Data for the task
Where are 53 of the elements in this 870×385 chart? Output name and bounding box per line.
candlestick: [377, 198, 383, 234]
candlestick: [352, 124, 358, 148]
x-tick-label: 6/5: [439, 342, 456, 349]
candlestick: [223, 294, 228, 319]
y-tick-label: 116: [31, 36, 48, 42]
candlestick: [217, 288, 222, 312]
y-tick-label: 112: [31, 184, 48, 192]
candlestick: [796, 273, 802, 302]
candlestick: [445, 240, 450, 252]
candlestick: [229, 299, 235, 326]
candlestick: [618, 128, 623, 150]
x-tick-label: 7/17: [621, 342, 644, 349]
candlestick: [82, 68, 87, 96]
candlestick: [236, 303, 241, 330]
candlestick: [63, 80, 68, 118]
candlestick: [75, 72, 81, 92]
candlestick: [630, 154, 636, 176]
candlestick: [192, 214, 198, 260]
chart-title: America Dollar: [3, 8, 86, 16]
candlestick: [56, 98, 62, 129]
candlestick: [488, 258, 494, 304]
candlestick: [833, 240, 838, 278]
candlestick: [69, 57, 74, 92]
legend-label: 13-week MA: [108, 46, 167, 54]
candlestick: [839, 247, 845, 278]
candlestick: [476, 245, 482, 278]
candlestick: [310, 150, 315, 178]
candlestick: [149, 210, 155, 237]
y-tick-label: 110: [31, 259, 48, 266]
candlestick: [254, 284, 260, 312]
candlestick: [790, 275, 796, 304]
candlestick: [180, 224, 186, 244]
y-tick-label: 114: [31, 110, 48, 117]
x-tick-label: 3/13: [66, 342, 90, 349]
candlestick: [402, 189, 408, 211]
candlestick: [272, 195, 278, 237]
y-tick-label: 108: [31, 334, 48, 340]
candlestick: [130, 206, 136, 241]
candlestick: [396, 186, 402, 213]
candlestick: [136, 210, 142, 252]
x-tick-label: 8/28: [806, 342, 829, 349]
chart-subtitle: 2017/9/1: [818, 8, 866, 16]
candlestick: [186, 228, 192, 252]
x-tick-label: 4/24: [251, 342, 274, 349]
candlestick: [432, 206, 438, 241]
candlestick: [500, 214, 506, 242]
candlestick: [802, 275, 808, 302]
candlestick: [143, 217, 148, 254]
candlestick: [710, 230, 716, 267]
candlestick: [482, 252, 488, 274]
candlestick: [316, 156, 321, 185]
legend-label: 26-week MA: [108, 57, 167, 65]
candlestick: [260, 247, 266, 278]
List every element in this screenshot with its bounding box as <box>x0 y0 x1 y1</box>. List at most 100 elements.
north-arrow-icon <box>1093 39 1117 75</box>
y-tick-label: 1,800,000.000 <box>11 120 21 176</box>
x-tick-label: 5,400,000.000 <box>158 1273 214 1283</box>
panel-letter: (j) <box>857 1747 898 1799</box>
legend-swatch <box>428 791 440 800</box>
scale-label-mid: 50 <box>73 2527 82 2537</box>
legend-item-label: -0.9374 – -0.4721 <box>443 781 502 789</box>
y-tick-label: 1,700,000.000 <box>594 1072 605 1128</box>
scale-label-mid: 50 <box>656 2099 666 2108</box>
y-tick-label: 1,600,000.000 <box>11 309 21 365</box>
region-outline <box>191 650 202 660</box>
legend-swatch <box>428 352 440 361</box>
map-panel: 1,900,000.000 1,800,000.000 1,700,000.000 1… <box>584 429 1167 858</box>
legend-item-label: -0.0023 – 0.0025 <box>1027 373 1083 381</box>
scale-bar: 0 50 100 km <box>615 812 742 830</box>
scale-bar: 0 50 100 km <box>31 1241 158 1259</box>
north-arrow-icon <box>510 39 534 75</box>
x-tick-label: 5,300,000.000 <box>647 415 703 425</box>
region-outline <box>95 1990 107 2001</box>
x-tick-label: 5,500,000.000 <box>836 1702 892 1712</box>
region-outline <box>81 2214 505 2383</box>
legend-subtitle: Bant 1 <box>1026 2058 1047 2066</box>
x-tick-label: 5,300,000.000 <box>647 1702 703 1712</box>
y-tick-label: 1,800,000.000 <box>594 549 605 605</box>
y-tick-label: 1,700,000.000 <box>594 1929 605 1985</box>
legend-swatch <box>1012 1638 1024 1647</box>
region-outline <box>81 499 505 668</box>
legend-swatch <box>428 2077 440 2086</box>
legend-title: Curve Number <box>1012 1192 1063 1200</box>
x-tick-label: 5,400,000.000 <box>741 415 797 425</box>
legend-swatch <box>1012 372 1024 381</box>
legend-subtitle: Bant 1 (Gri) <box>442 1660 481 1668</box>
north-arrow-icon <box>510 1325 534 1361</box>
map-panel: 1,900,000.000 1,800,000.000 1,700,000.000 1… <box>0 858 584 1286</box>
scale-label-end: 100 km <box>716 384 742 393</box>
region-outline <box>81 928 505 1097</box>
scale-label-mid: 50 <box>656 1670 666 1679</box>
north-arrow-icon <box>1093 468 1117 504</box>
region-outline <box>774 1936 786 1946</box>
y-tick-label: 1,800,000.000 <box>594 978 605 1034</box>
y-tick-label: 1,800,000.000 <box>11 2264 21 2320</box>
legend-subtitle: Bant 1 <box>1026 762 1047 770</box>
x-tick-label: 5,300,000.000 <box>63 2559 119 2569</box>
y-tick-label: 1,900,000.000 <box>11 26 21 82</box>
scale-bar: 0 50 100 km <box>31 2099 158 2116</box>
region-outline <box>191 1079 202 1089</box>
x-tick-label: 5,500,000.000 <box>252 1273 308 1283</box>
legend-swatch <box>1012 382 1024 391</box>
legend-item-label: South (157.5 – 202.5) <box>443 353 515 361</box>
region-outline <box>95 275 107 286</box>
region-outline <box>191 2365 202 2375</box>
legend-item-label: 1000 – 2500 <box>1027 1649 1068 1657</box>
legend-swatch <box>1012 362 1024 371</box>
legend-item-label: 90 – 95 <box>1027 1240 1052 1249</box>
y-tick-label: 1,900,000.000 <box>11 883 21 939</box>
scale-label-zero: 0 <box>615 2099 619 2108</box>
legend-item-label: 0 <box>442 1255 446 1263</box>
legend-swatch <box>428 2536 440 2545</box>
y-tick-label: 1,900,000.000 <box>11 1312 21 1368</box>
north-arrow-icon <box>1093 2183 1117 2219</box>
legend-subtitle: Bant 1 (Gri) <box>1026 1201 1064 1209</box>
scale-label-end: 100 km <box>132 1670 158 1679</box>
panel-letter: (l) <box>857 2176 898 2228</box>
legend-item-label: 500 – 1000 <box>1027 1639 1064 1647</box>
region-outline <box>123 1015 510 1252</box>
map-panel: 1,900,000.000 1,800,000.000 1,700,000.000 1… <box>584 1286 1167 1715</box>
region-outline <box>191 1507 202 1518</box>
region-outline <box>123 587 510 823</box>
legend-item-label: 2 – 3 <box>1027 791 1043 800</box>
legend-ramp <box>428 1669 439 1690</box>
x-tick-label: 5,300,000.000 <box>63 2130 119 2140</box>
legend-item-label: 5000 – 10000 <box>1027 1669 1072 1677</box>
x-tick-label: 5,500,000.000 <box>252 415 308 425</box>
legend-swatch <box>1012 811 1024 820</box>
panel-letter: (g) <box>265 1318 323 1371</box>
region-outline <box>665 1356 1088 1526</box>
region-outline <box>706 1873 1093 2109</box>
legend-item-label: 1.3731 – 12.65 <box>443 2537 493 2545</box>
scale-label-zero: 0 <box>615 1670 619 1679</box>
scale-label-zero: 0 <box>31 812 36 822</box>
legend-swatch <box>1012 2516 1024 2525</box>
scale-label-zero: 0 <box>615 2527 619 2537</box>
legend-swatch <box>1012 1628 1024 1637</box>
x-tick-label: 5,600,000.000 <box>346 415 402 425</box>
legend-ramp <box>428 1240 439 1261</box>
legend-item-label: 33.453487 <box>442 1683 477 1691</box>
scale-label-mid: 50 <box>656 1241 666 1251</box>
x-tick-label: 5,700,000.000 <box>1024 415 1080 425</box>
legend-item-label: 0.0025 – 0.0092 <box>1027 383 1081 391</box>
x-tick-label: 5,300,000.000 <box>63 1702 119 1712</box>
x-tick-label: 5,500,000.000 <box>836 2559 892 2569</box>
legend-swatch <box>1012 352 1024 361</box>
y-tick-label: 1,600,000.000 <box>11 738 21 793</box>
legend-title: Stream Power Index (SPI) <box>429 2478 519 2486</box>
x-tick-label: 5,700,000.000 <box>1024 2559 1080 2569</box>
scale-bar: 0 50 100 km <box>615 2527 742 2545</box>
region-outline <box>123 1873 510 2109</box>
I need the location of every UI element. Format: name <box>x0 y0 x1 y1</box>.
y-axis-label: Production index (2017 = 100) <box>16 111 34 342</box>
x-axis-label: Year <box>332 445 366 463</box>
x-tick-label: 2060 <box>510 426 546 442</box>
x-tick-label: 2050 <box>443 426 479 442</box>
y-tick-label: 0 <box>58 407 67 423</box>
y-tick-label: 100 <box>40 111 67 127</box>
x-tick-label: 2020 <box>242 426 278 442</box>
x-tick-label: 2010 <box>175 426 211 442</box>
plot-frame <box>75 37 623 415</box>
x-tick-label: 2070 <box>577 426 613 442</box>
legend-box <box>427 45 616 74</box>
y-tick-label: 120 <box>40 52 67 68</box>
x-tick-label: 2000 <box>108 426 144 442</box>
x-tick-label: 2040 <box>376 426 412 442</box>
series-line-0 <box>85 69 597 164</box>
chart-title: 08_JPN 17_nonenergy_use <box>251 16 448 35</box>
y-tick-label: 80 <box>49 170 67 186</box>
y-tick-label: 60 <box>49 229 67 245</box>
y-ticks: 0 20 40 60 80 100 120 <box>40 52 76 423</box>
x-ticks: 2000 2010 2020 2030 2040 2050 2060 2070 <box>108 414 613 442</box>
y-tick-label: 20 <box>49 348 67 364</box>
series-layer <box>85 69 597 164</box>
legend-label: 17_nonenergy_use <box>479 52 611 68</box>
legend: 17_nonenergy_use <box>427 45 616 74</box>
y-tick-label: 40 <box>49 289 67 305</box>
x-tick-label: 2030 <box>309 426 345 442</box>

Task
Take the entries above from their first line through the line that contains "legend-label: 13-week MA: [108, 46, 167, 54]", including both ends, and format those lines as a JSON list of strings with one string per line, omitting any blank lines.

Answer
[
  "Where are 53 of the elements in this 870×385 chart? Output name and bounding box per line.",
  "candlestick: [377, 198, 383, 234]",
  "candlestick: [352, 124, 358, 148]",
  "x-tick-label: 6/5: [439, 342, 456, 349]",
  "candlestick: [223, 294, 228, 319]",
  "y-tick-label: 116: [31, 36, 48, 42]",
  "candlestick: [217, 288, 222, 312]",
  "y-tick-label: 112: [31, 184, 48, 192]",
  "candlestick: [796, 273, 802, 302]",
  "candlestick: [445, 240, 450, 252]",
  "candlestick: [229, 299, 235, 326]",
  "candlestick: [618, 128, 623, 150]",
  "x-tick-label: 7/17: [621, 342, 644, 349]",
  "candlestick: [82, 68, 87, 96]",
  "candlestick: [236, 303, 241, 330]",
  "candlestick: [63, 80, 68, 118]",
  "candlestick: [75, 72, 81, 92]",
  "candlestick: [630, 154, 636, 176]",
  "candlestick: [192, 214, 198, 260]",
  "chart-title: America Dollar: [3, 8, 86, 16]",
  "candlestick: [56, 98, 62, 129]",
  "candlestick: [488, 258, 494, 304]",
  "candlestick: [833, 240, 838, 278]",
  "candlestick: [69, 57, 74, 92]",
  "legend-label: 13-week MA: [108, 46, 167, 54]"
]